** WRITTEN TASK **
Using the records provided below, locate and copy each line that contains the word "JSON".

################

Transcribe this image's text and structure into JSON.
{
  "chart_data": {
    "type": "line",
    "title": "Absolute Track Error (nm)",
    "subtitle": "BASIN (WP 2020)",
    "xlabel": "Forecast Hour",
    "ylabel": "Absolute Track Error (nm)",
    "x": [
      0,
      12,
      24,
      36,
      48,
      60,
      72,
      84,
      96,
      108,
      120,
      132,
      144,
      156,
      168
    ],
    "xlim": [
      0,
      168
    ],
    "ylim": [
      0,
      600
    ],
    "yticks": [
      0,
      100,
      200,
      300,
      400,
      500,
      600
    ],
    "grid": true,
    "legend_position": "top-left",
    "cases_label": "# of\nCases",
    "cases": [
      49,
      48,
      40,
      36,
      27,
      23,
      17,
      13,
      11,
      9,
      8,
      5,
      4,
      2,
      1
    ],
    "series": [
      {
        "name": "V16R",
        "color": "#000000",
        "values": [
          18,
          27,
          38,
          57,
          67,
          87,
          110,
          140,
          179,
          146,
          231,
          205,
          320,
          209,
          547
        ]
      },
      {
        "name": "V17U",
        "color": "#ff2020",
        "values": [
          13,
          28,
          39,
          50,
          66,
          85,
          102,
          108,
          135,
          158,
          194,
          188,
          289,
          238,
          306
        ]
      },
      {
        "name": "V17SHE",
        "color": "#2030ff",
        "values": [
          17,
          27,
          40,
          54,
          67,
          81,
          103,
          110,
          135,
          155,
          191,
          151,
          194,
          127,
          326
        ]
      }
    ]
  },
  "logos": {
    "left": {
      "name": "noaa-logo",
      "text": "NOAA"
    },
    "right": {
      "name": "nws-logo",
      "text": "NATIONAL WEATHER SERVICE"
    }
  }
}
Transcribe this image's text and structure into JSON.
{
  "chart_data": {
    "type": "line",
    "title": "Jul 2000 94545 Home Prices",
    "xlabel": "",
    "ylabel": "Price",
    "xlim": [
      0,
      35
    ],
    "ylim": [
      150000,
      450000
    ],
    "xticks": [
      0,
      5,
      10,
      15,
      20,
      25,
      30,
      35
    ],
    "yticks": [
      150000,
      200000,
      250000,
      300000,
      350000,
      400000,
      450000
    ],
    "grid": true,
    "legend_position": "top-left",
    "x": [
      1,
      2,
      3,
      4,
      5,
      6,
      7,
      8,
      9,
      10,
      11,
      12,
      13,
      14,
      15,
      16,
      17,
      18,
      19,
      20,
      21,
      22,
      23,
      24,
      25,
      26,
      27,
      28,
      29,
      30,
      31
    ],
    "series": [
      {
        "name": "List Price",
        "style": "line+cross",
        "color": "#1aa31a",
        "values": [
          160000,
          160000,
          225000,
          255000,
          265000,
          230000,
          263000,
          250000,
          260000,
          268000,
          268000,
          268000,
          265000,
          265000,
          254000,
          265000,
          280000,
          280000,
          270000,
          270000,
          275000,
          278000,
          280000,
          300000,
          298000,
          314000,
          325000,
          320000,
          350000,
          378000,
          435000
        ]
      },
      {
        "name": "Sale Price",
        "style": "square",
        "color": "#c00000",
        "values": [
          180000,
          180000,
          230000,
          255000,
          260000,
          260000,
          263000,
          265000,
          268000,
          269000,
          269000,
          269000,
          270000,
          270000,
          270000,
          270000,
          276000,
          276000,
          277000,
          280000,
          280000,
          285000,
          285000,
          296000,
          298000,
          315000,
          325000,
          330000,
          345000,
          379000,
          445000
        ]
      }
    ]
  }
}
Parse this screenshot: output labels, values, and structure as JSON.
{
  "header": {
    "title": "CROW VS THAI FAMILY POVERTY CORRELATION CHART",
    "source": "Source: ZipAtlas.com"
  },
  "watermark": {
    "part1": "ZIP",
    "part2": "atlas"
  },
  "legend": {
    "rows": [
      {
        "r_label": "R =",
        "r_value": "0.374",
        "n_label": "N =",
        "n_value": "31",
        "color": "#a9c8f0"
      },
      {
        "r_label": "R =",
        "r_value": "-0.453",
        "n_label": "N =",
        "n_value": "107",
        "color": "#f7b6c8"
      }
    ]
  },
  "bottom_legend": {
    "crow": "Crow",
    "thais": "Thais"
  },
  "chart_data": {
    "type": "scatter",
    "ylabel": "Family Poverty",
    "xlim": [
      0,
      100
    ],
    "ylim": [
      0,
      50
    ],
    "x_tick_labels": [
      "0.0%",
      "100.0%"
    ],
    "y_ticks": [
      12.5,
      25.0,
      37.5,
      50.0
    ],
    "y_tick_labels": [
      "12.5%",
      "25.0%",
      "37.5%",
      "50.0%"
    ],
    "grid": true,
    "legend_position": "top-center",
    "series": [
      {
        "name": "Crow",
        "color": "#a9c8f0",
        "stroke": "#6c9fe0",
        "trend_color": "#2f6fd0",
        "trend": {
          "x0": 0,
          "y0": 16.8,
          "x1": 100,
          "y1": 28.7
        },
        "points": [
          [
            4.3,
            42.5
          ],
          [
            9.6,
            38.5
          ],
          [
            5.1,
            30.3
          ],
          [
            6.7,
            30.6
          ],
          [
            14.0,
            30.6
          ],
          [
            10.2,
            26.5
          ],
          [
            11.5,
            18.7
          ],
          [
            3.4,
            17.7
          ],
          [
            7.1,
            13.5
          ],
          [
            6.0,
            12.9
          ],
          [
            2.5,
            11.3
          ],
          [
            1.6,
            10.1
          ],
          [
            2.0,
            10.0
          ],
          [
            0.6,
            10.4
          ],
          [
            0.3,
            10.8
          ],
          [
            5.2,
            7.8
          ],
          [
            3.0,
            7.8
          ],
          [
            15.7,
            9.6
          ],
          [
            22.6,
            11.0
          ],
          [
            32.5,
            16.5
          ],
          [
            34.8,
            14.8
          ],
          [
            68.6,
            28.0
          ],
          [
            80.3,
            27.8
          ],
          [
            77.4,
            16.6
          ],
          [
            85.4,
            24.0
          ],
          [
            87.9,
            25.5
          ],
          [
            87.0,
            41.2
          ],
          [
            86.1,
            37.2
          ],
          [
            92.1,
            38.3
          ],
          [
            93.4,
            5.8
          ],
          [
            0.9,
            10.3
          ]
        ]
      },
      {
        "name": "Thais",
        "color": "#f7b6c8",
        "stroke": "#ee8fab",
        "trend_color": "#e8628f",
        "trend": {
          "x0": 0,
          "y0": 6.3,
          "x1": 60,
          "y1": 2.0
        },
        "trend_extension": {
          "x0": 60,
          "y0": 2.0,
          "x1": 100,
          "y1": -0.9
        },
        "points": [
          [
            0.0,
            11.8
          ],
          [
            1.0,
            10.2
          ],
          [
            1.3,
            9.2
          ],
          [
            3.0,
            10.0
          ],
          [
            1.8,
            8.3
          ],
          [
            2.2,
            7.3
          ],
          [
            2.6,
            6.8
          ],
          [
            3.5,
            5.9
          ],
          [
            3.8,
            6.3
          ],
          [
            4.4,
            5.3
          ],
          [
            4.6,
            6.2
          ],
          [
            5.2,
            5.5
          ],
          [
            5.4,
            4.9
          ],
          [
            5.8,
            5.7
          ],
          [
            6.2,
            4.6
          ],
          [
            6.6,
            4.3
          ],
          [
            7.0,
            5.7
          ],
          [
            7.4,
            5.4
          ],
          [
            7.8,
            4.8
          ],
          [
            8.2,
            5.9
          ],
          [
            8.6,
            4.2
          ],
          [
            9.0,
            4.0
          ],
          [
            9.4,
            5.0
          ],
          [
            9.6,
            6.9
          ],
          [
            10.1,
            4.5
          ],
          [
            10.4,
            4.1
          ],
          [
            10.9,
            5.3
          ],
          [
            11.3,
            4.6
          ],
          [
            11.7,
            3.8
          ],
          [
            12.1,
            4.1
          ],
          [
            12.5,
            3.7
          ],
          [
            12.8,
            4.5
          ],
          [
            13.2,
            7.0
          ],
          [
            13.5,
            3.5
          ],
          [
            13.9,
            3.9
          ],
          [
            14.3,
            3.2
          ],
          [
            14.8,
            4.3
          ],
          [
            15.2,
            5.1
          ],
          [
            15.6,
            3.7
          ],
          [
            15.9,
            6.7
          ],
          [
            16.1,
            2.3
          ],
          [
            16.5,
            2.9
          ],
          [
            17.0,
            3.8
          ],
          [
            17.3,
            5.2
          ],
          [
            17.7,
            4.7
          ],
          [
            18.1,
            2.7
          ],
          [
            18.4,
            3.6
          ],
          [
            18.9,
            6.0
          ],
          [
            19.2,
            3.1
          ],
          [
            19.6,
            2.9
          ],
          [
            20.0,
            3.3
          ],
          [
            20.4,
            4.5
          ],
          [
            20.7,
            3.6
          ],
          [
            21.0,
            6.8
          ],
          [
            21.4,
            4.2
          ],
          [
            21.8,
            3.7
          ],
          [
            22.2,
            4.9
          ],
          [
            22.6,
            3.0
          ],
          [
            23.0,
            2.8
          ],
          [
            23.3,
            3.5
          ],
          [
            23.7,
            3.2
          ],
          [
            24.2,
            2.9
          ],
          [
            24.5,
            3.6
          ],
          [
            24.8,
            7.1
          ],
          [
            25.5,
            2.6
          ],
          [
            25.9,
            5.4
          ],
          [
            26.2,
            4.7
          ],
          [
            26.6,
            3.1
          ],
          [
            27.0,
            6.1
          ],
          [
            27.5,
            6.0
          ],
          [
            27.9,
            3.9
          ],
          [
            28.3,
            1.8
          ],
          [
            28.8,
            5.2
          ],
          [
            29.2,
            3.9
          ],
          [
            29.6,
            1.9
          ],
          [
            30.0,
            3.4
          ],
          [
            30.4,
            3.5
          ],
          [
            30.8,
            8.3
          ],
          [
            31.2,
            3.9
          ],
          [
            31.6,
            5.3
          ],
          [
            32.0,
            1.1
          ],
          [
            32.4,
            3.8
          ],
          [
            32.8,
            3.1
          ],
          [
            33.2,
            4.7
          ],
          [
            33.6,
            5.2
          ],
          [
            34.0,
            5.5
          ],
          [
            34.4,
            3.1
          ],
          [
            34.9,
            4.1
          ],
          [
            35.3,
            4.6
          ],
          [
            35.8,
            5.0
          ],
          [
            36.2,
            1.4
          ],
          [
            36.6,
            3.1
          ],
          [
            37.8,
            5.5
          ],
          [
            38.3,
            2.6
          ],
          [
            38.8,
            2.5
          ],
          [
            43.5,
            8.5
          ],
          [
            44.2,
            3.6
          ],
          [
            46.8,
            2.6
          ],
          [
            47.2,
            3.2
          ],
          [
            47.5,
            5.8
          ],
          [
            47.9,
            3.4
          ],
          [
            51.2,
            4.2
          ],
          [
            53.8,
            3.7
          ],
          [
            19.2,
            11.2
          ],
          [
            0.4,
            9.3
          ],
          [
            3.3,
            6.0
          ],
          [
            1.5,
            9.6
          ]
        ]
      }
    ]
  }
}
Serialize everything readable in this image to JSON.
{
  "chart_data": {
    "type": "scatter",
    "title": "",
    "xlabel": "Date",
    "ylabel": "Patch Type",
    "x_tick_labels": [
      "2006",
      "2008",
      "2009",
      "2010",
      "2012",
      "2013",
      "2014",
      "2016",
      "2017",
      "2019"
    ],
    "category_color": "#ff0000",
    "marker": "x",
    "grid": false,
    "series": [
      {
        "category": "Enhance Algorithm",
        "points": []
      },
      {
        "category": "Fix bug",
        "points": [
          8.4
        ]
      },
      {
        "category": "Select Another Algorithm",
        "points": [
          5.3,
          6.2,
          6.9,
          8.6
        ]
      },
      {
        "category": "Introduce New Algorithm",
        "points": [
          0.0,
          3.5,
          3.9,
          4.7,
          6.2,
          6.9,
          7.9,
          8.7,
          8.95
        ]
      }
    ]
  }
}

################

** THE SOLUTION **
Transcribe this image's text and structure into JSON.
Transcribe this image's text and structure into JSON.
Parse this screenshot: output labels, values, and structure as JSON.
Serialize everything readable in this image to JSON.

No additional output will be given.